* BEGIN RECORDED DATA *

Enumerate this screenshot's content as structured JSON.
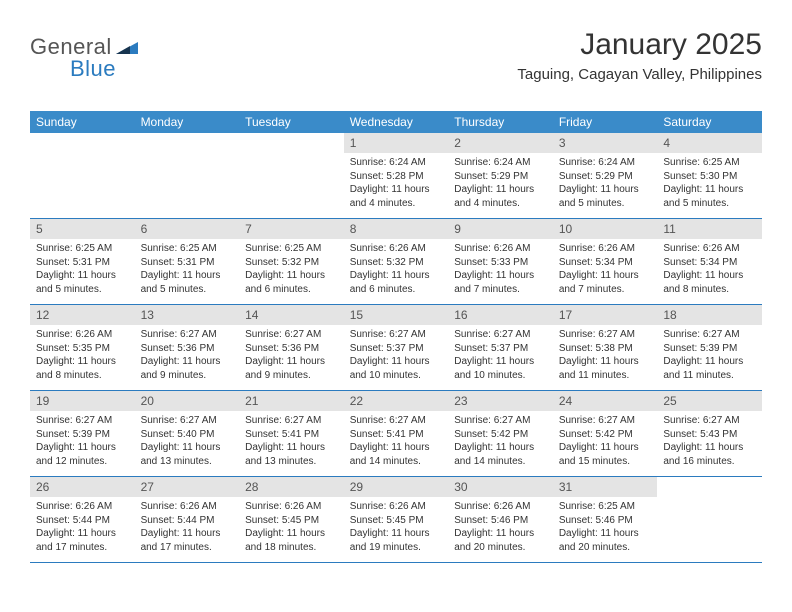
{
  "brand": {
    "general": "General",
    "blue": "Blue"
  },
  "title": {
    "month": "January 2025",
    "location": "Taguing, Cagayan Valley, Philippines"
  },
  "colors": {
    "header_bg": "#3a8bc9",
    "header_text": "#ffffff",
    "daynum_bg": "#e4e4e4",
    "rule": "#2b7bbf",
    "brand_blue": "#2b7bbf",
    "brand_gray": "#555555",
    "text": "#333333",
    "page_bg": "#ffffff"
  },
  "fonts": {
    "title_pt": 30,
    "location_pt": 15,
    "dayhead_pt": 12,
    "body_pt": 10
  },
  "week_headers": [
    "Sunday",
    "Monday",
    "Tuesday",
    "Wednesday",
    "Thursday",
    "Friday",
    "Saturday"
  ],
  "grid": [
    [
      null,
      null,
      null,
      {
        "n": "1",
        "sr": "Sunrise: 6:24 AM",
        "ss": "Sunset: 5:28 PM",
        "dl": "Daylight: 11 hours and 4 minutes."
      },
      {
        "n": "2",
        "sr": "Sunrise: 6:24 AM",
        "ss": "Sunset: 5:29 PM",
        "dl": "Daylight: 11 hours and 4 minutes."
      },
      {
        "n": "3",
        "sr": "Sunrise: 6:24 AM",
        "ss": "Sunset: 5:29 PM",
        "dl": "Daylight: 11 hours and 5 minutes."
      },
      {
        "n": "4",
        "sr": "Sunrise: 6:25 AM",
        "ss": "Sunset: 5:30 PM",
        "dl": "Daylight: 11 hours and 5 minutes."
      }
    ],
    [
      {
        "n": "5",
        "sr": "Sunrise: 6:25 AM",
        "ss": "Sunset: 5:31 PM",
        "dl": "Daylight: 11 hours and 5 minutes."
      },
      {
        "n": "6",
        "sr": "Sunrise: 6:25 AM",
        "ss": "Sunset: 5:31 PM",
        "dl": "Daylight: 11 hours and 5 minutes."
      },
      {
        "n": "7",
        "sr": "Sunrise: 6:25 AM",
        "ss": "Sunset: 5:32 PM",
        "dl": "Daylight: 11 hours and 6 minutes."
      },
      {
        "n": "8",
        "sr": "Sunrise: 6:26 AM",
        "ss": "Sunset: 5:32 PM",
        "dl": "Daylight: 11 hours and 6 minutes."
      },
      {
        "n": "9",
        "sr": "Sunrise: 6:26 AM",
        "ss": "Sunset: 5:33 PM",
        "dl": "Daylight: 11 hours and 7 minutes."
      },
      {
        "n": "10",
        "sr": "Sunrise: 6:26 AM",
        "ss": "Sunset: 5:34 PM",
        "dl": "Daylight: 11 hours and 7 minutes."
      },
      {
        "n": "11",
        "sr": "Sunrise: 6:26 AM",
        "ss": "Sunset: 5:34 PM",
        "dl": "Daylight: 11 hours and 8 minutes."
      }
    ],
    [
      {
        "n": "12",
        "sr": "Sunrise: 6:26 AM",
        "ss": "Sunset: 5:35 PM",
        "dl": "Daylight: 11 hours and 8 minutes."
      },
      {
        "n": "13",
        "sr": "Sunrise: 6:27 AM",
        "ss": "Sunset: 5:36 PM",
        "dl": "Daylight: 11 hours and 9 minutes."
      },
      {
        "n": "14",
        "sr": "Sunrise: 6:27 AM",
        "ss": "Sunset: 5:36 PM",
        "dl": "Daylight: 11 hours and 9 minutes."
      },
      {
        "n": "15",
        "sr": "Sunrise: 6:27 AM",
        "ss": "Sunset: 5:37 PM",
        "dl": "Daylight: 11 hours and 10 minutes."
      },
      {
        "n": "16",
        "sr": "Sunrise: 6:27 AM",
        "ss": "Sunset: 5:37 PM",
        "dl": "Daylight: 11 hours and 10 minutes."
      },
      {
        "n": "17",
        "sr": "Sunrise: 6:27 AM",
        "ss": "Sunset: 5:38 PM",
        "dl": "Daylight: 11 hours and 11 minutes."
      },
      {
        "n": "18",
        "sr": "Sunrise: 6:27 AM",
        "ss": "Sunset: 5:39 PM",
        "dl": "Daylight: 11 hours and 11 minutes."
      }
    ],
    [
      {
        "n": "19",
        "sr": "Sunrise: 6:27 AM",
        "ss": "Sunset: 5:39 PM",
        "dl": "Daylight: 11 hours and 12 minutes."
      },
      {
        "n": "20",
        "sr": "Sunrise: 6:27 AM",
        "ss": "Sunset: 5:40 PM",
        "dl": "Daylight: 11 hours and 13 minutes."
      },
      {
        "n": "21",
        "sr": "Sunrise: 6:27 AM",
        "ss": "Sunset: 5:41 PM",
        "dl": "Daylight: 11 hours and 13 minutes."
      },
      {
        "n": "22",
        "sr": "Sunrise: 6:27 AM",
        "ss": "Sunset: 5:41 PM",
        "dl": "Daylight: 11 hours and 14 minutes."
      },
      {
        "n": "23",
        "sr": "Sunrise: 6:27 AM",
        "ss": "Sunset: 5:42 PM",
        "dl": "Daylight: 11 hours and 14 minutes."
      },
      {
        "n": "24",
        "sr": "Sunrise: 6:27 AM",
        "ss": "Sunset: 5:42 PM",
        "dl": "Daylight: 11 hours and 15 minutes."
      },
      {
        "n": "25",
        "sr": "Sunrise: 6:27 AM",
        "ss": "Sunset: 5:43 PM",
        "dl": "Daylight: 11 hours and 16 minutes."
      }
    ],
    [
      {
        "n": "26",
        "sr": "Sunrise: 6:26 AM",
        "ss": "Sunset: 5:44 PM",
        "dl": "Daylight: 11 hours and 17 minutes."
      },
      {
        "n": "27",
        "sr": "Sunrise: 6:26 AM",
        "ss": "Sunset: 5:44 PM",
        "dl": "Daylight: 11 hours and 17 minutes."
      },
      {
        "n": "28",
        "sr": "Sunrise: 6:26 AM",
        "ss": "Sunset: 5:45 PM",
        "dl": "Daylight: 11 hours and 18 minutes."
      },
      {
        "n": "29",
        "sr": "Sunrise: 6:26 AM",
        "ss": "Sunset: 5:45 PM",
        "dl": "Daylight: 11 hours and 19 minutes."
      },
      {
        "n": "30",
        "sr": "Sunrise: 6:26 AM",
        "ss": "Sunset: 5:46 PM",
        "dl": "Daylight: 11 hours and 20 minutes."
      },
      {
        "n": "31",
        "sr": "Sunrise: 6:25 AM",
        "ss": "Sunset: 5:46 PM",
        "dl": "Daylight: 11 hours and 20 minutes."
      },
      null
    ]
  ]
}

* END RECORDED DATA *

> EXERCISE BRIEF: Quote all of the entries word for word, omitting any pictures.

> ANSWER BELOW:
Enumerate this screenshot's content as structured JSON.
{
  "brand": {
    "general": "General",
    "blue": "Blue"
  },
  "title": {
    "month": "January 2025",
    "location": "Taguing, Cagayan Valley, Philippines"
  },
  "colors": {
    "header_bg": "#3a8bc9",
    "header_text": "#ffffff",
    "daynum_bg": "#e4e4e4",
    "rule": "#2b7bbf",
    "brand_blue": "#2b7bbf",
    "brand_gray": "#555555",
    "text": "#333333",
    "page_bg": "#ffffff"
  },
  "fonts": {
    "title_pt": 30,
    "location_pt": 15,
    "dayhead_pt": 12,
    "body_pt": 10
  },
  "week_headers": [
    "Sunday",
    "Monday",
    "Tuesday",
    "Wednesday",
    "Thursday",
    "Friday",
    "Saturday"
  ],
  "grid": [
    [
      null,
      null,
      null,
      {
        "n": "1",
        "sr": "Sunrise: 6:24 AM",
        "ss": "Sunset: 5:28 PM",
        "dl": "Daylight: 11 hours and 4 minutes."
      },
      {
        "n": "2",
        "sr": "Sunrise: 6:24 AM",
        "ss": "Sunset: 5:29 PM",
        "dl": "Daylight: 11 hours and 4 minutes."
      },
      {
        "n": "3",
        "sr": "Sunrise: 6:24 AM",
        "ss": "Sunset: 5:29 PM",
        "dl": "Daylight: 11 hours and 5 minutes."
      },
      {
        "n": "4",
        "sr": "Sunrise: 6:25 AM",
        "ss": "Sunset: 5:30 PM",
        "dl": "Daylight: 11 hours and 5 minutes."
      }
    ],
    [
      {
        "n": "5",
        "sr": "Sunrise: 6:25 AM",
        "ss": "Sunset: 5:31 PM",
        "dl": "Daylight: 11 hours and 5 minutes."
      },
      {
        "n": "6",
        "sr": "Sunrise: 6:25 AM",
        "ss": "Sunset: 5:31 PM",
        "dl": "Daylight: 11 hours and 5 minutes."
      },
      {
        "n": "7",
        "sr": "Sunrise: 6:25 AM",
        "ss": "Sunset: 5:32 PM",
        "dl": "Daylight: 11 hours and 6 minutes."
      },
      {
        "n": "8",
        "sr": "Sunrise: 6:26 AM",
        "ss": "Sunset: 5:32 PM",
        "dl": "Daylight: 11 hours and 6 minutes."
      },
      {
        "n": "9",
        "sr": "Sunrise: 6:26 AM",
        "ss": "Sunset: 5:33 PM",
        "dl": "Daylight: 11 hours and 7 minutes."
      },
      {
        "n": "10",
        "sr": "Sunrise: 6:26 AM",
        "ss": "Sunset: 5:34 PM",
        "dl": "Daylight: 11 hours and 7 minutes."
      },
      {
        "n": "11",
        "sr": "Sunrise: 6:26 AM",
        "ss": "Sunset: 5:34 PM",
        "dl": "Daylight: 11 hours and 8 minutes."
      }
    ],
    [
      {
        "n": "12",
        "sr": "Sunrise: 6:26 AM",
        "ss": "Sunset: 5:35 PM",
        "dl": "Daylight: 11 hours and 8 minutes."
      },
      {
        "n": "13",
        "sr": "Sunrise: 6:27 AM",
        "ss": "Sunset: 5:36 PM",
        "dl": "Daylight: 11 hours and 9 minutes."
      },
      {
        "n": "14",
        "sr": "Sunrise: 6:27 AM",
        "ss": "Sunset: 5:36 PM",
        "dl": "Daylight: 11 hours and 9 minutes."
      },
      {
        "n": "15",
        "sr": "Sunrise: 6:27 AM",
        "ss": "Sunset: 5:37 PM",
        "dl": "Daylight: 11 hours and 10 minutes."
      },
      {
        "n": "16",
        "sr": "Sunrise: 6:27 AM",
        "ss": "Sunset: 5:37 PM",
        "dl": "Daylight: 11 hours and 10 minutes."
      },
      {
        "n": "17",
        "sr": "Sunrise: 6:27 AM",
        "ss": "Sunset: 5:38 PM",
        "dl": "Daylight: 11 hours and 11 minutes."
      },
      {
        "n": "18",
        "sr": "Sunrise: 6:27 AM",
        "ss": "Sunset: 5:39 PM",
        "dl": "Daylight: 11 hours and 11 minutes."
      }
    ],
    [
      {
        "n": "19",
        "sr": "Sunrise: 6:27 AM",
        "ss": "Sunset: 5:39 PM",
        "dl": "Daylight: 11 hours and 12 minutes."
      },
      {
        "n": "20",
        "sr": "Sunrise: 6:27 AM",
        "ss": "Sunset: 5:40 PM",
        "dl": "Daylight: 11 hours and 13 minutes."
      },
      {
        "n": "21",
        "sr": "Sunrise: 6:27 AM",
        "ss": "Sunset: 5:41 PM",
        "dl": "Daylight: 11 hours and 13 minutes."
      },
      {
        "n": "22",
        "sr": "Sunrise: 6:27 AM",
        "ss": "Sunset: 5:41 PM",
        "dl": "Daylight: 11 hours and 14 minutes."
      },
      {
        "n": "23",
        "sr": "Sunrise: 6:27 AM",
        "ss": "Sunset: 5:42 PM",
        "dl": "Daylight: 11 hours and 14 minutes."
      },
      {
        "n": "24",
        "sr": "Sunrise: 6:27 AM",
        "ss": "Sunset: 5:42 PM",
        "dl": "Daylight: 11 hours and 15 minutes."
      },
      {
        "n": "25",
        "sr": "Sunrise: 6:27 AM",
        "ss": "Sunset: 5:43 PM",
        "dl": "Daylight: 11 hours and 16 minutes."
      }
    ],
    [
      {
        "n": "26",
        "sr": "Sunrise: 6:26 AM",
        "ss": "Sunset: 5:44 PM",
        "dl": "Daylight: 11 hours and 17 minutes."
      },
      {
        "n": "27",
        "sr": "Sunrise: 6:26 AM",
        "ss": "Sunset: 5:44 PM",
        "dl": "Daylight: 11 hours and 17 minutes."
      },
      {
        "n": "28",
        "sr": "Sunrise: 6:26 AM",
        "ss": "Sunset: 5:45 PM",
        "dl": "Daylight: 11 hours and 18 minutes."
      },
      {
        "n": "29",
        "sr": "Sunrise: 6:26 AM",
        "ss": "Sunset: 5:45 PM",
        "dl": "Daylight: 11 hours and 19 minutes."
      },
      {
        "n": "30",
        "sr": "Sunrise: 6:26 AM",
        "ss": "Sunset: 5:46 PM",
        "dl": "Daylight: 11 hours and 20 minutes."
      },
      {
        "n": "31",
        "sr": "Sunrise: 6:25 AM",
        "ss": "Sunset: 5:46 PM",
        "dl": "Daylight: 11 hours and 20 minutes."
      },
      null
    ]
  ]
}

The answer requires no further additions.